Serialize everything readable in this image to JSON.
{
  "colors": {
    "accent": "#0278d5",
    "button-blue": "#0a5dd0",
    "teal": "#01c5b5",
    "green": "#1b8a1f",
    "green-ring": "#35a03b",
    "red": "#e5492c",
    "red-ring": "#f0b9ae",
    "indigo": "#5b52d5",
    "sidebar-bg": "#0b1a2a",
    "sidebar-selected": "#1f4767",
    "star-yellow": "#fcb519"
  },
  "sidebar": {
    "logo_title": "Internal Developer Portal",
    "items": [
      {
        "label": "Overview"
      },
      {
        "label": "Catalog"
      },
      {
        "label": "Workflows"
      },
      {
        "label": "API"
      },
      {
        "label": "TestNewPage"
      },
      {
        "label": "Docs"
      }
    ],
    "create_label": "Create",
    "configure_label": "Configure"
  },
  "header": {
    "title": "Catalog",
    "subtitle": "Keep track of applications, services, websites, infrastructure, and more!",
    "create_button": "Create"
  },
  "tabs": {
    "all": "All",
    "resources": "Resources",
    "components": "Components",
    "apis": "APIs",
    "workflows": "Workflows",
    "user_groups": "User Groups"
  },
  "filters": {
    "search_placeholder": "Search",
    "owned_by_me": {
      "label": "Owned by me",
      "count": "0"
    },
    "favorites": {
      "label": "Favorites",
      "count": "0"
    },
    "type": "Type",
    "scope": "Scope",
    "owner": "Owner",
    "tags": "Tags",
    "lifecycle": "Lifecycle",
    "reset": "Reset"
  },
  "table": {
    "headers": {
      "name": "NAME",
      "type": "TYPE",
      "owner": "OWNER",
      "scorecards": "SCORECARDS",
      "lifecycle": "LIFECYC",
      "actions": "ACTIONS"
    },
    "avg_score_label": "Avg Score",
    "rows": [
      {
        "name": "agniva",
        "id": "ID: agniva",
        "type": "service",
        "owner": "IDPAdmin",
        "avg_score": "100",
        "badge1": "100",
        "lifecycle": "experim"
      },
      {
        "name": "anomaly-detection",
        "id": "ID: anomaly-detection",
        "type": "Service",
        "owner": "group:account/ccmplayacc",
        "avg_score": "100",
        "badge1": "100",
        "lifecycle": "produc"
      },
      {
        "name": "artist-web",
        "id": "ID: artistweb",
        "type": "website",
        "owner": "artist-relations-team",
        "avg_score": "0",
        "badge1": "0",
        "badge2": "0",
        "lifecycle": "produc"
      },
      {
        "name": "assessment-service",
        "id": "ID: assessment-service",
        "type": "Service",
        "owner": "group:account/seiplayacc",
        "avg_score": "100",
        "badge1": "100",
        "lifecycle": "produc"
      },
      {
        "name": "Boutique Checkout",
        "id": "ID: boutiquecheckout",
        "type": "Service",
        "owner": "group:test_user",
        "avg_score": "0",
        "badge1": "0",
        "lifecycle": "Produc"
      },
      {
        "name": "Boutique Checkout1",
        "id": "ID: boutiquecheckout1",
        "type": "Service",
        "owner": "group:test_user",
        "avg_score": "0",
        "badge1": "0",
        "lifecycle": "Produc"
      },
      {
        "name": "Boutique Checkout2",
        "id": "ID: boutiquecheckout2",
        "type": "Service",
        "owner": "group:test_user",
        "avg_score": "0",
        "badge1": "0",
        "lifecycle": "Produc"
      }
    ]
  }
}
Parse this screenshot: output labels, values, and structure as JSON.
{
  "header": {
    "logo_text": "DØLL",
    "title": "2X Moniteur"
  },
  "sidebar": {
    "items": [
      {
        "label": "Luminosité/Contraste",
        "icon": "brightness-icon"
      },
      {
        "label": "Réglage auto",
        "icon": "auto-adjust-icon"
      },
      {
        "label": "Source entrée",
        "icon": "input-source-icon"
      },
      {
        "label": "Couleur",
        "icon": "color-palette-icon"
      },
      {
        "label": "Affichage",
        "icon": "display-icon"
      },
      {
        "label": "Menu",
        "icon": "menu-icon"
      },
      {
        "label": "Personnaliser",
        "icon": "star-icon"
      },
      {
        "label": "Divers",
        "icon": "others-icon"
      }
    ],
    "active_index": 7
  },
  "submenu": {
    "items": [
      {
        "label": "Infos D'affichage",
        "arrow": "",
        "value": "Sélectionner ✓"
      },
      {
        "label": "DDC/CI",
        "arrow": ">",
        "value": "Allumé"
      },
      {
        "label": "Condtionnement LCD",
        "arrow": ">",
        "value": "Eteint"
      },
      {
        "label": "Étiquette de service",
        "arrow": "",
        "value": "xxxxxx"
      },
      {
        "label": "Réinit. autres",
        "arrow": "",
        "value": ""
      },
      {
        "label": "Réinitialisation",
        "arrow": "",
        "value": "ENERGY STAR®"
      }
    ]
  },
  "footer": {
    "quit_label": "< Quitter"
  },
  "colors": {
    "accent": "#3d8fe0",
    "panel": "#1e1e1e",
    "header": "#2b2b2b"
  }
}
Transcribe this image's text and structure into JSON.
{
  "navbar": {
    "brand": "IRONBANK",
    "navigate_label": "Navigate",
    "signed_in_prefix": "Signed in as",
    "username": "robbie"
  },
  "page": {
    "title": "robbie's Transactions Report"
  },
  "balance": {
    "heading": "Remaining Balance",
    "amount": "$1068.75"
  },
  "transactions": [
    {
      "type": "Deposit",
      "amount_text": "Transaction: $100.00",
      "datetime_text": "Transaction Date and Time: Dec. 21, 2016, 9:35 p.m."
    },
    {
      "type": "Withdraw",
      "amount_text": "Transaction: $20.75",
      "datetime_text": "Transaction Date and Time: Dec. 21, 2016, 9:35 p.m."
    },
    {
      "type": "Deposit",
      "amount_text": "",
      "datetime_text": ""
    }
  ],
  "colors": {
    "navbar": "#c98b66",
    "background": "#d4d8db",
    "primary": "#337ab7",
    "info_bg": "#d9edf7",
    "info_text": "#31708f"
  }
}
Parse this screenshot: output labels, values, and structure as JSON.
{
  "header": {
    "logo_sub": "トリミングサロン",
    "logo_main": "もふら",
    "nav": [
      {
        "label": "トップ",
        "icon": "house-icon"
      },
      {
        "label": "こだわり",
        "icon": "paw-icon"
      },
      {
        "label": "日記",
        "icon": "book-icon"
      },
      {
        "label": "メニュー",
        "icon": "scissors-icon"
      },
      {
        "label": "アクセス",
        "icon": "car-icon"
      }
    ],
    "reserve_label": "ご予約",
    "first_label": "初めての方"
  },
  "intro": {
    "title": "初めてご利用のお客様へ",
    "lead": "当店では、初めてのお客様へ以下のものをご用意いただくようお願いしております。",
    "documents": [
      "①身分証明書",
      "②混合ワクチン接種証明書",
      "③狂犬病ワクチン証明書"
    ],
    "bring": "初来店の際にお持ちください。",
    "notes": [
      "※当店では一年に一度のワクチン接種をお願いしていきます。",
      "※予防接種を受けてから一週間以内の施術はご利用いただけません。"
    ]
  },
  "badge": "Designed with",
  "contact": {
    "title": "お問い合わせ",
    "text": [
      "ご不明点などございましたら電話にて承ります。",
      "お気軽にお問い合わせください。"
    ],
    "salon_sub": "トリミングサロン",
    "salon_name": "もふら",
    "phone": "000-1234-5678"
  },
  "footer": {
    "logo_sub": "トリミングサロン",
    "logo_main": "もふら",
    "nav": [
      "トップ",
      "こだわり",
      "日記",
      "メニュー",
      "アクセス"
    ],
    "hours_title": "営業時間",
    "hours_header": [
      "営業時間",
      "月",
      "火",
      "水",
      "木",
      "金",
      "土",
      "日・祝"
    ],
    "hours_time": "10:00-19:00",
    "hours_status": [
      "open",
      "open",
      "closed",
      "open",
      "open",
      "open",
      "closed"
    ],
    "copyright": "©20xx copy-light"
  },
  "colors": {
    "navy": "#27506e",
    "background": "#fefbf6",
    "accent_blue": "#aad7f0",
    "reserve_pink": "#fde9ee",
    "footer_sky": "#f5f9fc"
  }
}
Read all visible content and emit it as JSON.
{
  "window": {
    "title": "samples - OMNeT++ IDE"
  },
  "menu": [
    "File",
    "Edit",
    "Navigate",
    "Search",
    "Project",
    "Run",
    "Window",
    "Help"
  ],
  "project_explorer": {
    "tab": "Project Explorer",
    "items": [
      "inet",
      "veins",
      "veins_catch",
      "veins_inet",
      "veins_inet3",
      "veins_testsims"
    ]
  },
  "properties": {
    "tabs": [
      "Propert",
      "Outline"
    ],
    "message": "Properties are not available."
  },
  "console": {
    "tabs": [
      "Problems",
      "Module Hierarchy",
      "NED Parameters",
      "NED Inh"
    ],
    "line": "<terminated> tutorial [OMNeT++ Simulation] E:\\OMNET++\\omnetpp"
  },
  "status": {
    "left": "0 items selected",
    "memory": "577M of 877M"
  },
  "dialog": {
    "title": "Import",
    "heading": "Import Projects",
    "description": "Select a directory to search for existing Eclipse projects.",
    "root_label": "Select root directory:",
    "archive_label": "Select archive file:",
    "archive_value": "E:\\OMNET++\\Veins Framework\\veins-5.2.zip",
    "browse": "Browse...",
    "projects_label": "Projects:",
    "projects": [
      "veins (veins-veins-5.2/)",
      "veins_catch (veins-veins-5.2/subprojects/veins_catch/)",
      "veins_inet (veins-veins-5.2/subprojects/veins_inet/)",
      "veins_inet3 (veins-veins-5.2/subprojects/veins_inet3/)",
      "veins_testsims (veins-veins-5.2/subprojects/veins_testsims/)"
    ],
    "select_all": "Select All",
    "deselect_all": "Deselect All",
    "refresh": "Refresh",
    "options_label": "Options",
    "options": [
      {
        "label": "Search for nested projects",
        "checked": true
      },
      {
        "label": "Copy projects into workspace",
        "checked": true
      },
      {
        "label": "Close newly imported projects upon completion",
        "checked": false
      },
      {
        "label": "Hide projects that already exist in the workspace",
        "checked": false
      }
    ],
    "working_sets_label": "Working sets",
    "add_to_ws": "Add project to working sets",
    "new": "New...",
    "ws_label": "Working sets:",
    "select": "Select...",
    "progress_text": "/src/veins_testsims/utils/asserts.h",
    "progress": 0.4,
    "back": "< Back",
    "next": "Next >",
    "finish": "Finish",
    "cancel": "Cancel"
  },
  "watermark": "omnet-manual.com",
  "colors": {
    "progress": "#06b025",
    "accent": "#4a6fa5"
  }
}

# # # #

Task objective
Using the entries above, return each line that includes the word "account".

Solution for this task
        "owner": "group:account/ccmplayacc",
        "owner": "group:account/seiplayacc",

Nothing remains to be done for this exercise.